--- Directions ---
For each line of the data below that holds "Delta", copy the line.

Dataset items
##########

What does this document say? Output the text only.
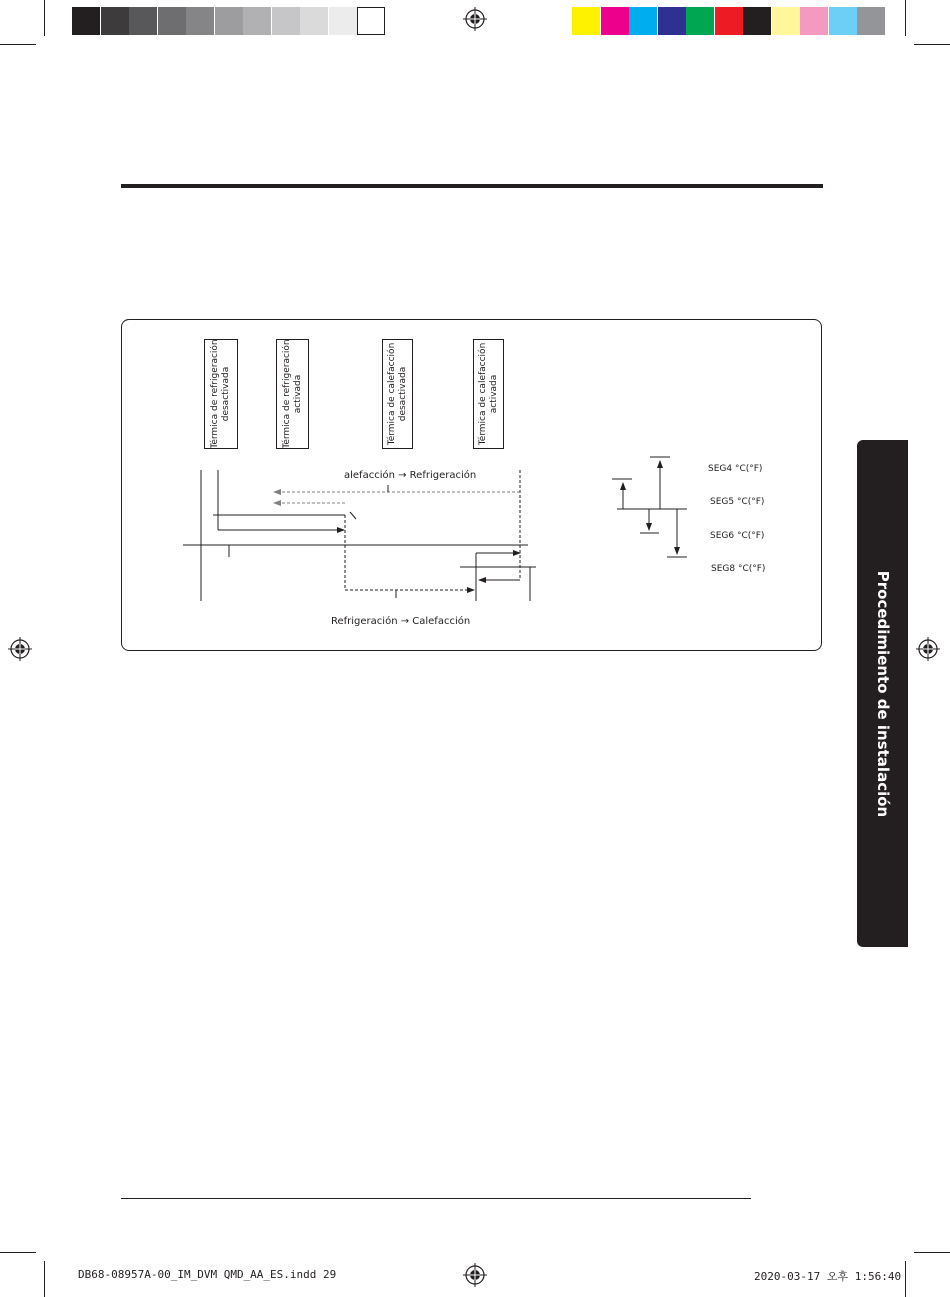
Térmica de refrigeración
desactivada
Térmica de refrigeración
activada
Térmica de calefacción
desactivada
Térmica de calefacción
activada
alefacción → Refrigeración
Refrigeración → Calefacción
SEG4 °C(°F)
SEG5 °C(°F)
SEG6 °C(°F)
SEG8 °C(°F)
Procedimiento de instalación
DB68-08957A-00_IM_DVM QMD_AA_ES.indd 29	2020-03-17 오후 1:56:40
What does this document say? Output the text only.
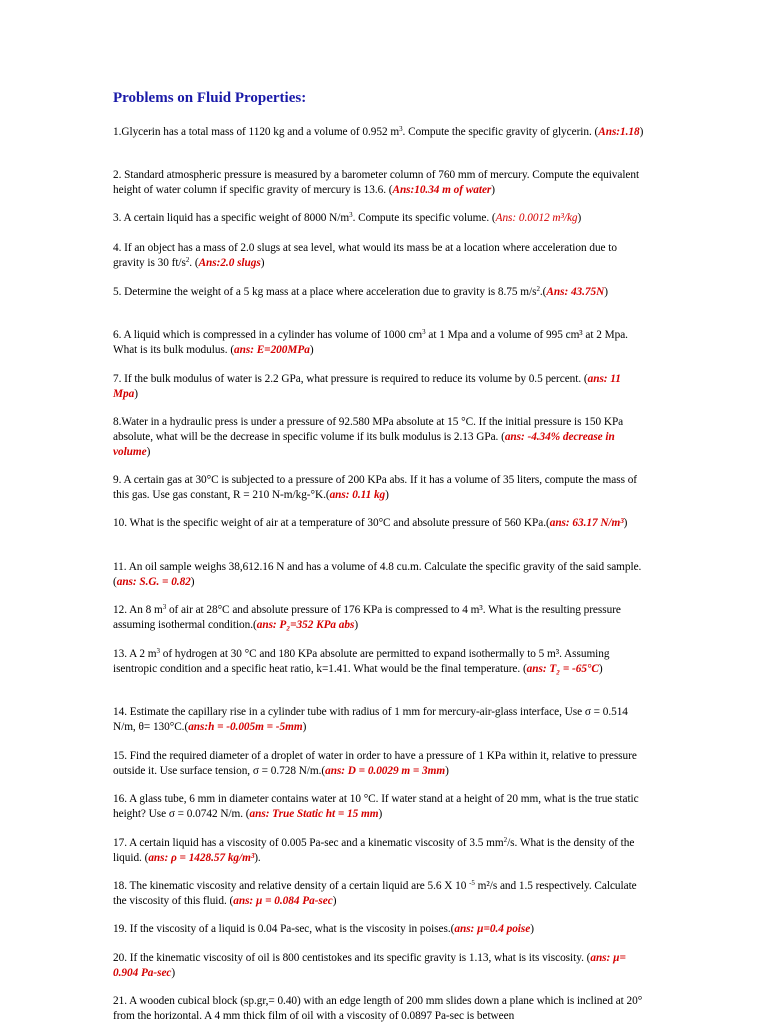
Problems on Fluid Properties:
1.Glycerin has a total mass of 1120 kg and a volume of 0.952 $m^3$. Compute the specific gravity of glycerin. (Ans:1.18)
2. Standard atmospheric pressure is measured by a barometer column of 760 mm of mercury. Compute the equivalent height of water column if specific gravity of mercury is 13.6. (Ans:10.34 m of water)
3. A certain liquid has a specific weight of 8000 $N/m^3$. Compute its specific volume. (Ans: 0.0012 m³/kg)
4. If an object has a mass of 2.0 slugs at sea level, what would its mass be at a location where acceleration due to gravity is 30 $ft/s^2$. (Ans:2.0 slugs)
5. Determine the weight of a 5 kg mass at a place where acceleration due to gravity is 8.75 $m/s^2.(Ans$: 43.75N)
6. A liquid which is compressed in a cylinder has volume of 1000 $cm^3$ at 1 Mpa and a volume of 995 cm³ at 2 Mpa. What is its bulk modulus. (ans: E=200MPa)
7. If the bulk modulus of water is 2.2 GPa, what pressure is required to reduce its volume by 0.5 percent. (ans: 11 Mpa)
8.Water in a hydraulic press is under a pressure of 92.580 MPa absolute at 15 °C. If the initial pressure is 150 KPa absolute, what will be the decrease in specific volume if its bulk modulus is 2.13 GPa. (ans: -4.34% decrease in volume)
9. A certain gas at 30°C is subjected to a pressure of 200 KPa abs. If it has a volume of 35 liters, compute the mass of this gas. Use gas constant, R = 210 N-m/kg-°K.(ans: 0.11 kg)
10. What is the specific weight of air at a temperature of 30°C and absolute pressure of 560 KPa.(ans: 63.17 N/m³)
11. An oil sample weighs 38,612.16 N and has a volume of 4.8 cu.m. Calculate the specific gravity of the said sample.(ans: S.G. = 0.82)
12. An 8 $m^3$ of air at 28°C and absolute pressure of 176 KPa is compressed to 4 m³. What is the resulting pressure assuming isothermal condition.(ans: P₂=352 KPa abs)
13. A 2 $m^3$ of hydrogen at 30 °C and 180 KPa absolute are permitted to expand isothermally to 5 m³. Assuming isentropic condition and a specific heat ratio, k=1.41. What would be the final temperature. (ans: T₂ = -65°C)
14. Estimate the capillary rise in a cylinder tube with radius of 1 mm for mercury-air-glass interface, Use σ = 0.514 N/m, θ= 130°C.(ans:h = -0.005m = -5mm)
15. Find the required diameter of a droplet of water in order to have a pressure of 1 KPa within it, relative to pressure outside it. Use surface tension, σ = 0.728 N/m.(ans: D = 0.0029 m = 3mm)
16. A glass tube, 6 mm in diameter contains water at 10 °C. If water stand at a height of 20 mm, what is the true static height? Use σ = 0.0742 N/m. (ans: True Static ht = 15 mm)
17. A certain liquid has a viscosity of 0.005 Pa-sec and a kinematic viscosity of 3.5 $mm^2/s$. What is the density of the liquid. (ans: ρ = 1428.57 kg/m³).
18. The kinematic viscosity and relative density of a certain liquid are 5.6 X 10 $^{-5}$ m²/s and 1.5 respectively. Calculate the viscosity of this fluid. (ans: µ = 0.084 Pa-sec)
19. If the viscosity of a liquid is 0.04 Pa-sec, what is the viscosity in poises.(ans: µ=0.4 poise)
20. If the kinematic viscosity of oil is 800 centistokes and its specific gravity is 1.13, what is its viscosity. (ans: µ= 0.904 Pa-sec)
21. A wooden cubical block (sp.gr,= 0.40) with an edge length of 200 mm slides down a plane which is inclined at 20° from the horizontal. A 4 mm thick film of oil with a viscosity of 0.0897 Pa-sec is between
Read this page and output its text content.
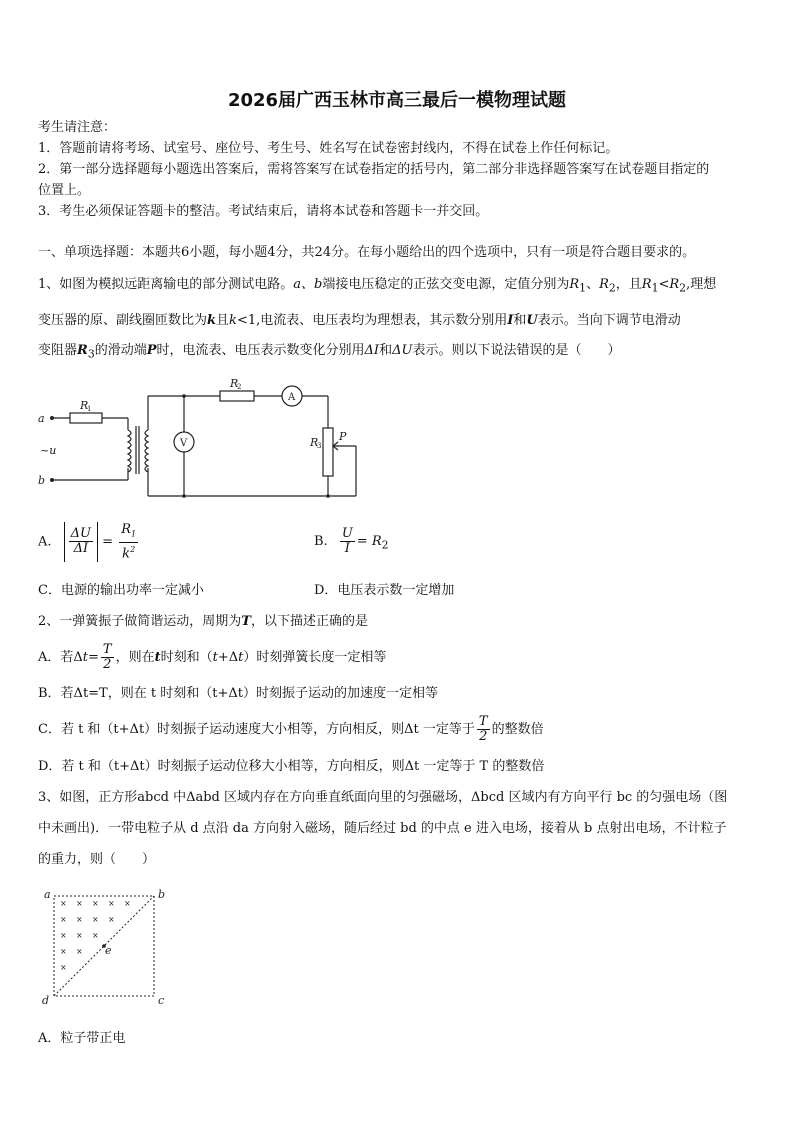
2026届广西玉林市高三最后一模物理试题
考生请注意：
1．答题前请将考场、试室号、座位号、考生号、姓名写在试卷密封线内，不得在试卷上作任何标记。
2．第一部分选择题每小题选出答案后，需将答案写在试卷指定的括号内，第二部分非选择题答案写在试卷题目指定的
位置上。
3．考生必须保证答题卡的整洁。考试结束后，请将本试卷和答题卡一并交回。
一、单项选择题：本题共6小题，每小题4分，共24分。在每小题给出的四个选项中，只有一项是符合题目要求的。
1、如图为模拟远距离输电的部分测试电路。a、b端接电压稳定的正弦交变电源，定值分别为$R_1$、$R_2$，且$R_1<R_2$,理想
变压器的原、副线圈匝数比为k且k<1,电流表、电压表均为理想表，其示数分别用I和U表示。当向下调节电滑动
变阻器$R_3$的滑动端P时，电流表、电压表示数变化分别用ΔI和ΔU表示。则以下说法错误的是（　　）
a
b
~u
R
1
R
2
R
3
P
A
V
A. $\frac{\Delta U}{\Delta I} = \frac{R_1}{k^2}$	B. $\frac{U}{I} = R_2$
C．电源的输出功率一定减小	D．电压表示数一定增加
2、一弹簧振子做简谐运动，周期为T，以下描述正确的是
A．若$\Delta t= \frac{T}{2}$ ，则在t时刻和（t+Δt）时刻弹簧长度一定相等
B．若Δt=T，则在 t 时刻和（t+Δt）时刻振子运动的加速度一定相等
C．若 t 和（t+Δt）时刻振子运动速度大小相等，方向相反，则Δt 一定等于 $\frac{T}{2}$ 的整数倍
D．若 t 和（t+Δt）时刻振子运动位移大小相等，方向相反，则Δt 一定等于 T 的整数倍
3、如图，正方形abcd 中Δabd 区域内存在方向垂直纸面向里的匀强磁场，Δbcd 区域内有方向平行 bc 的匀强电场（图
中未画出)．一带电粒子从 d 点沿 da 方向射入磁场，随后经过 bd 的中点 e 进入电场，接着从 b 点射出电场，不计粒子
的重力，则（　　）
× × × × ×
× × × ×
× × ×
× ×
×
a	b
c
d
e
A．粒子带正电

##########

--- Result of this exercise ---
A. $\frac{\Delta U}{\Delta I} = \frac{R_1}{k^2}$	B. $\frac{U}{I} = R_2$
A．若$\Delta t= \frac{T}{2}$ ，则在t时刻和（t+Δt）时刻弹簧长度一定相等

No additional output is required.